> [What is being asked]:
Scan the lines below for the string "days" and copy every one that has it.

Data records:
******************************
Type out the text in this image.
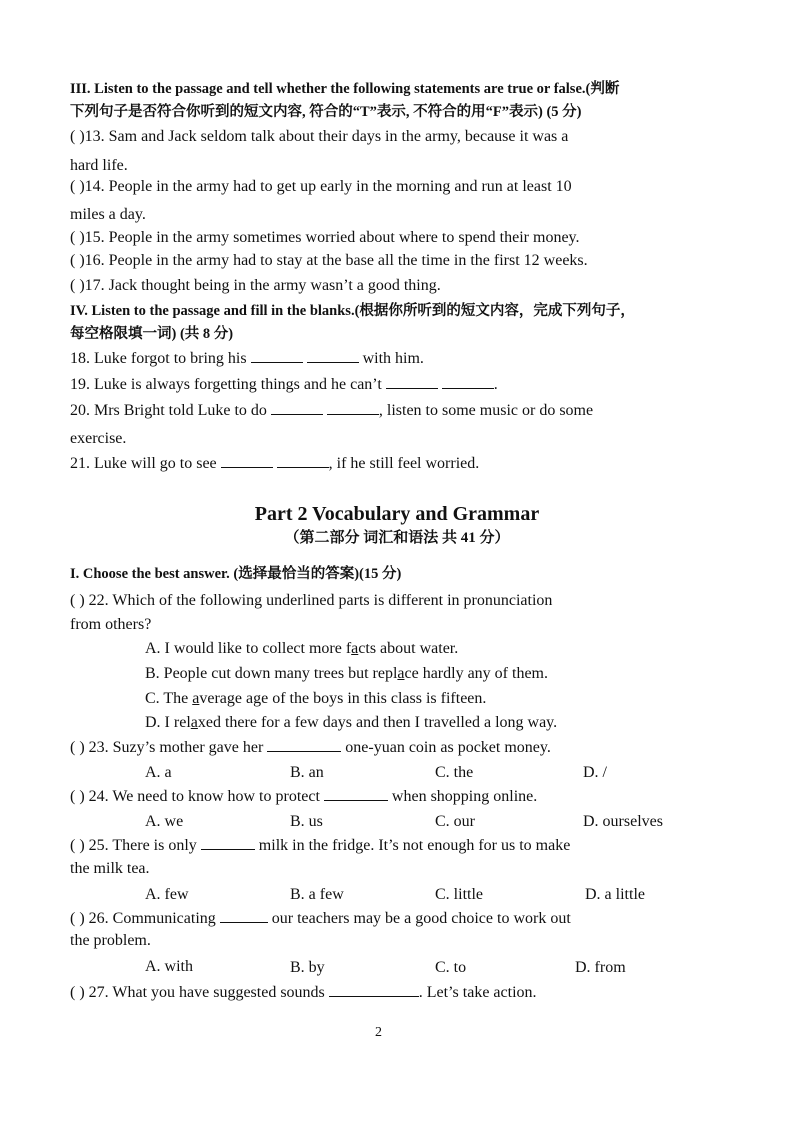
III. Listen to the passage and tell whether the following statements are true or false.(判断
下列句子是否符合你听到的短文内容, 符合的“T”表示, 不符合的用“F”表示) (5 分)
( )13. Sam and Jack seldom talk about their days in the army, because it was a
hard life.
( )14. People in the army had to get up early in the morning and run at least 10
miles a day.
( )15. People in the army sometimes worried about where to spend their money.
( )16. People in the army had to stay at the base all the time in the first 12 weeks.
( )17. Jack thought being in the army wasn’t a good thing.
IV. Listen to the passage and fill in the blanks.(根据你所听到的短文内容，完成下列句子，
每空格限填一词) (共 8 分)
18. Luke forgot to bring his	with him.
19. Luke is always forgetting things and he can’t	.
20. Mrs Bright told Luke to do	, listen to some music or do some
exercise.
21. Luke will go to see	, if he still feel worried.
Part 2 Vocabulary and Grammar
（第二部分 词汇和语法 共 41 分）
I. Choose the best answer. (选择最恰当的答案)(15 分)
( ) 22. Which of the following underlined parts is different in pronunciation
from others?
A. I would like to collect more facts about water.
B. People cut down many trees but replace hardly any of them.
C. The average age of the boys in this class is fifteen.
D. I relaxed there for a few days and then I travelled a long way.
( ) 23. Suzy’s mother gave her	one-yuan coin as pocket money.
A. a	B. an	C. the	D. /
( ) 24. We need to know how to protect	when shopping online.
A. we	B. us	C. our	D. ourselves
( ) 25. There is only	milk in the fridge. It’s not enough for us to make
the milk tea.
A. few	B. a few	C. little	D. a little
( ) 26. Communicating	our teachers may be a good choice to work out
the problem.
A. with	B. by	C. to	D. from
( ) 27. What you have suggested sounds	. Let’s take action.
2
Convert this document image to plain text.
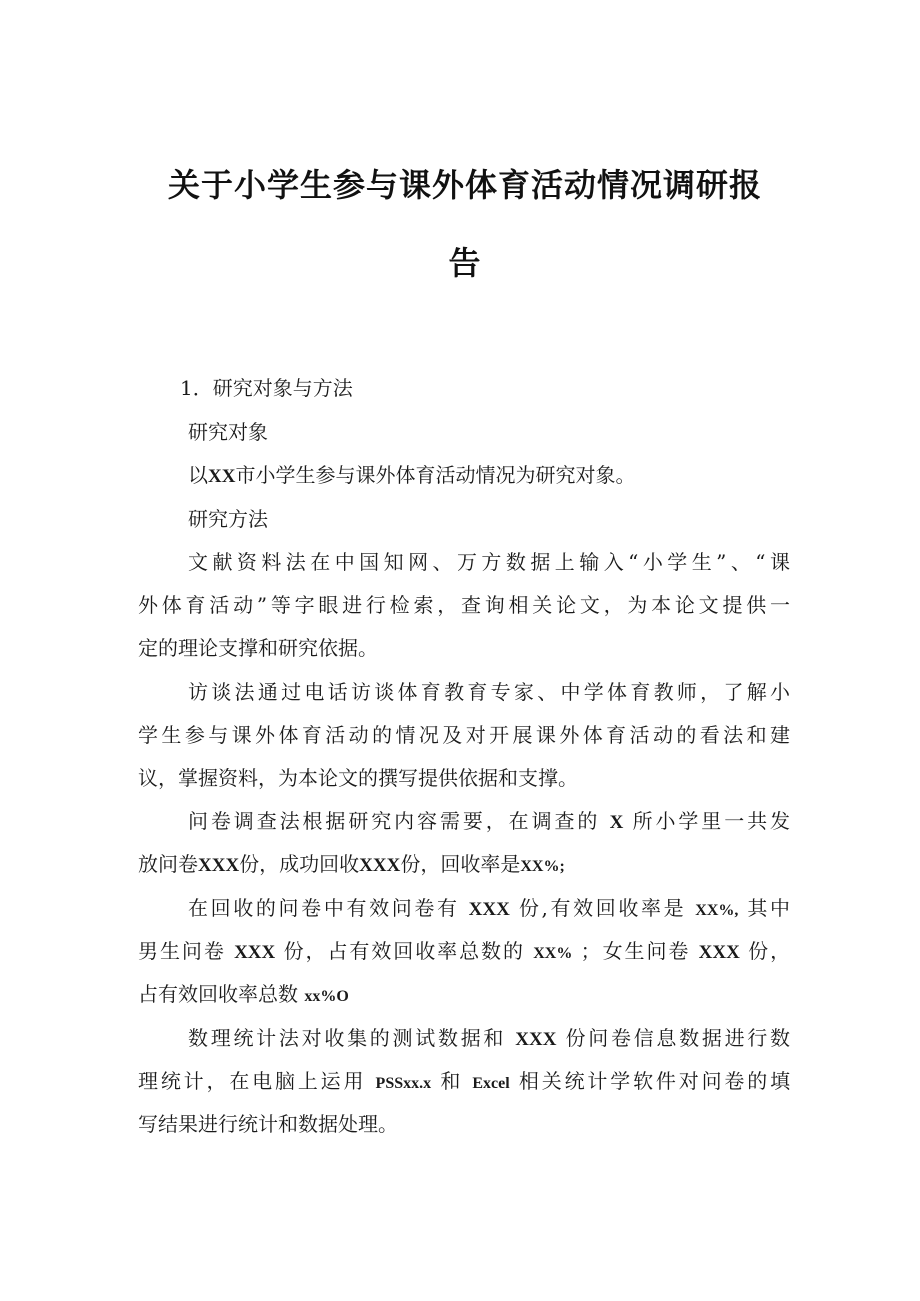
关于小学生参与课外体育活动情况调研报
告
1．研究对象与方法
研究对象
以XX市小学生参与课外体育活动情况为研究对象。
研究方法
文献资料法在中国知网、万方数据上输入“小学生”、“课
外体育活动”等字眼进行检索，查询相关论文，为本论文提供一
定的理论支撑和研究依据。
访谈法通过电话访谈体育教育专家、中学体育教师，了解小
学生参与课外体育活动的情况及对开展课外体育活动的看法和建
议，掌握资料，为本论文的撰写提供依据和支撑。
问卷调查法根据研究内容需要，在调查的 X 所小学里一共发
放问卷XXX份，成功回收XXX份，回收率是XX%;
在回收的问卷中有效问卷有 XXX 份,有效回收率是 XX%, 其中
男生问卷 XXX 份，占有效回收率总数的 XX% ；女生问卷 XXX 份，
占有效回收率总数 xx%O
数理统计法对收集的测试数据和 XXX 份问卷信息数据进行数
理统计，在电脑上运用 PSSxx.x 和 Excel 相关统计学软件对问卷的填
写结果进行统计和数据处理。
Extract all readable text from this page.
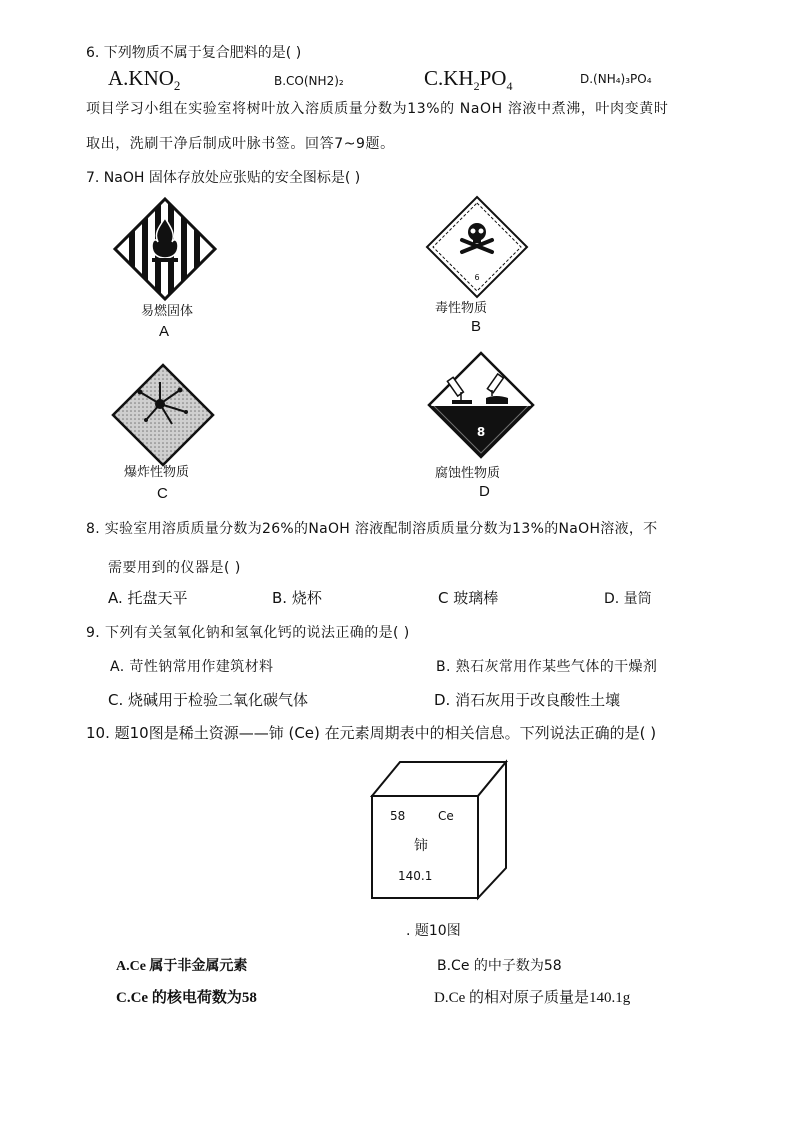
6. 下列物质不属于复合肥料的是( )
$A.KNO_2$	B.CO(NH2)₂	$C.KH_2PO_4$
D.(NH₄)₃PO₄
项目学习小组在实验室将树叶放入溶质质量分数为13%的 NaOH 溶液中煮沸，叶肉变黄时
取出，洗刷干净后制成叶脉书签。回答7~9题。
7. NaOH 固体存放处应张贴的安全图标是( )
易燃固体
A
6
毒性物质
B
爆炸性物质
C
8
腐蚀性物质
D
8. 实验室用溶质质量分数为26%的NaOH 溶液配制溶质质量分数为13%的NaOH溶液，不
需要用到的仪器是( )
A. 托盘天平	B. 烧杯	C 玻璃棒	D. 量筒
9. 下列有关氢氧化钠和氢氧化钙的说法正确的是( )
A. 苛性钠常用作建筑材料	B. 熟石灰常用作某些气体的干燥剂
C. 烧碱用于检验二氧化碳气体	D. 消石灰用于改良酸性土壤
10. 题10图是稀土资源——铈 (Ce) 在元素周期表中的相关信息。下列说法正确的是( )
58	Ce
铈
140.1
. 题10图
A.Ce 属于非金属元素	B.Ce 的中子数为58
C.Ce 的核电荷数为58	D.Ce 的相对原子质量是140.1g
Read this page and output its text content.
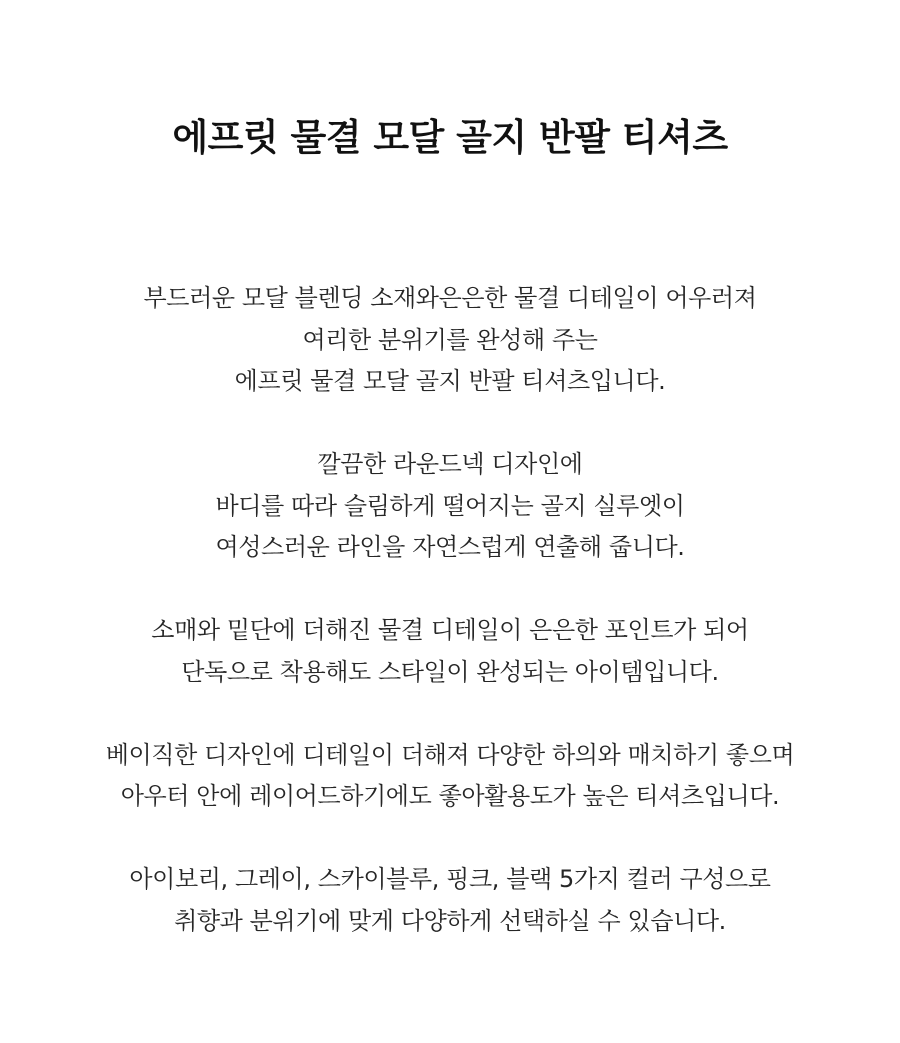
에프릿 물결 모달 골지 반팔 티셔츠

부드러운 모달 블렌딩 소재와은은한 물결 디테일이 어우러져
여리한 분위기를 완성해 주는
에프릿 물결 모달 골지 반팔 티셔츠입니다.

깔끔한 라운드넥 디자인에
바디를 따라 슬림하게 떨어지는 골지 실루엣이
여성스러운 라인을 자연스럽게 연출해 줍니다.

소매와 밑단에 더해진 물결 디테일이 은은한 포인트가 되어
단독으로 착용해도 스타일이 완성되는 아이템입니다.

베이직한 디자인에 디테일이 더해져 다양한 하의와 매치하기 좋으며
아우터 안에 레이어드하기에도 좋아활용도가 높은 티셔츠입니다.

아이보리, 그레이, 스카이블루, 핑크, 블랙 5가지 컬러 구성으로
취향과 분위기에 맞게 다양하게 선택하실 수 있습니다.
******************************
> [Problem solution]:
( )13. Sam and Jack seldom talk about their days in the army, because it was a
D. I relaxed there for a few days and then I travelled a long way.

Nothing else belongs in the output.